(Dataset listings of figures)
[BEGIN]

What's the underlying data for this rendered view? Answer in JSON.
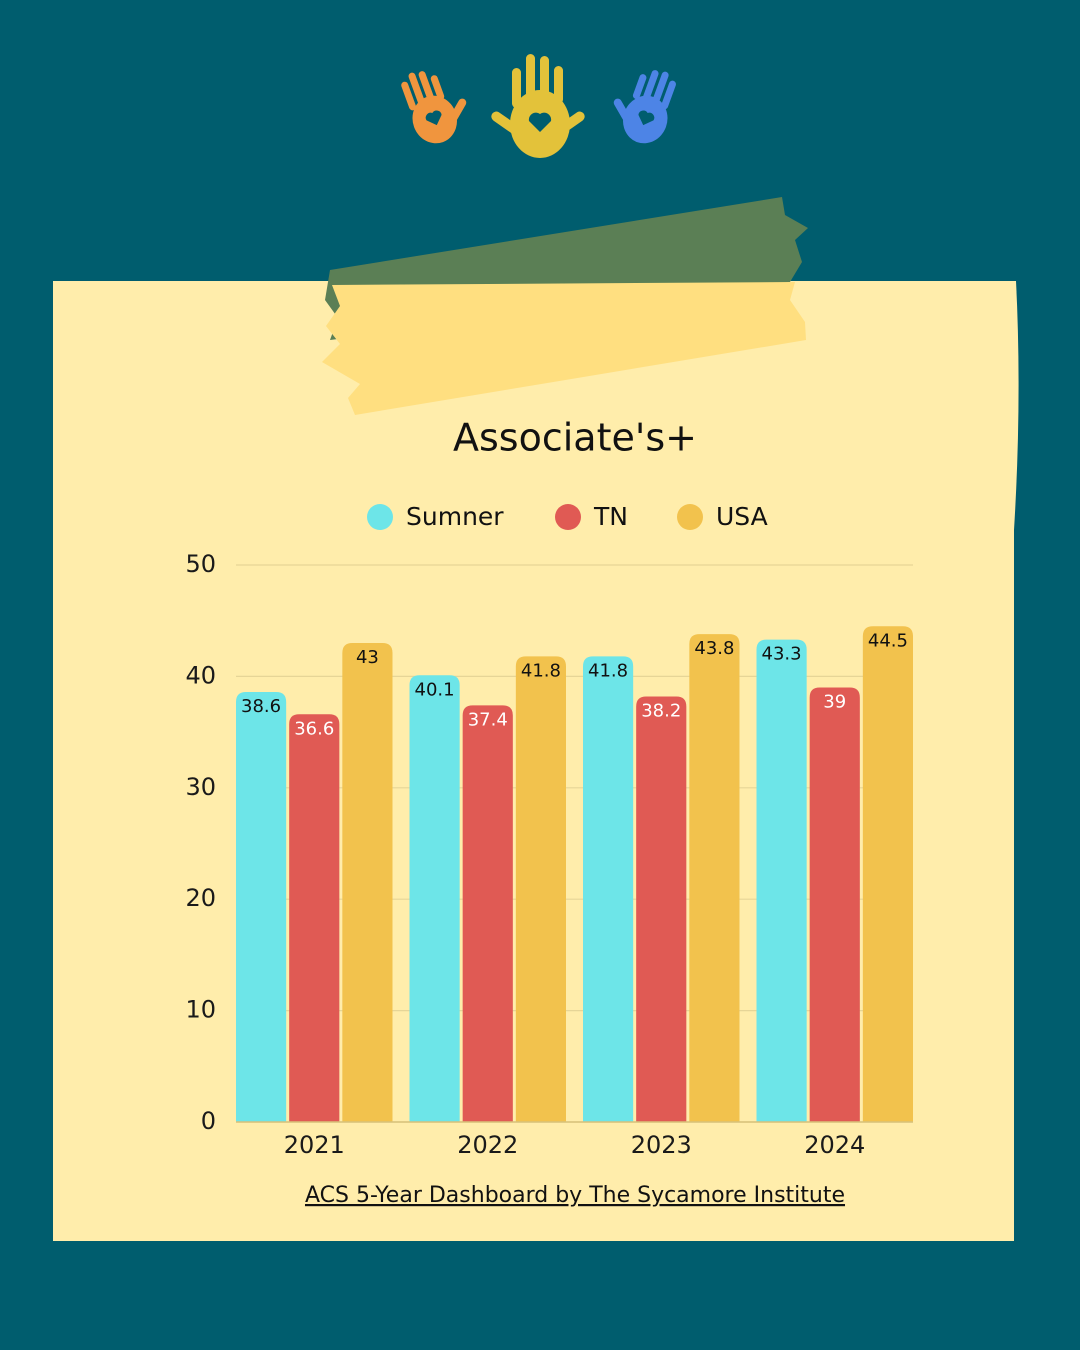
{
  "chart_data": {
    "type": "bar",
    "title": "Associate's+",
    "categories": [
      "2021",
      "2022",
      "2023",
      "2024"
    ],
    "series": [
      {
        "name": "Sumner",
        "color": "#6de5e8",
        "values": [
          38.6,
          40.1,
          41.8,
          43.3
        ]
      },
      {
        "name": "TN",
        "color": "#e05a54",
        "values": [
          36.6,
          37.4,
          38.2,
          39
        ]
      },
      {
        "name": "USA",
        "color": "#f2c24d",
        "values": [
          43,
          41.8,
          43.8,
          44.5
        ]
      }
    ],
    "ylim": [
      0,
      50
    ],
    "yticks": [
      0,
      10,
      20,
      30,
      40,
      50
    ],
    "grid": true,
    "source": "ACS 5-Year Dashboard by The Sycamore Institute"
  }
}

[END]

● DIRECTIONS FOR THIS TASK
Repeat the listing above exactly, with no pictures.

● SOLUTION
What's the underlying data for this rendered view? Answer in JSON.
{
  "chart_data": {
    "type": "bar",
    "title": "Associate's+",
    "categories": [
      "2021",
      "2022",
      "2023",
      "2024"
    ],
    "series": [
      {
        "name": "Sumner",
        "color": "#6de5e8",
        "values": [
          38.6,
          40.1,
          41.8,
          43.3
        ]
      },
      {
        "name": "TN",
        "color": "#e05a54",
        "values": [
          36.6,
          37.4,
          38.2,
          39
        ]
      },
      {
        "name": "USA",
        "color": "#f2c24d",
        "values": [
          43,
          41.8,
          43.8,
          44.5
        ]
      }
    ],
    "ylim": [
      0,
      50
    ],
    "yticks": [
      0,
      10,
      20,
      30,
      40,
      50
    ],
    "grid": true,
    "source": "ACS 5-Year Dashboard by The Sycamore Institute"
  }
}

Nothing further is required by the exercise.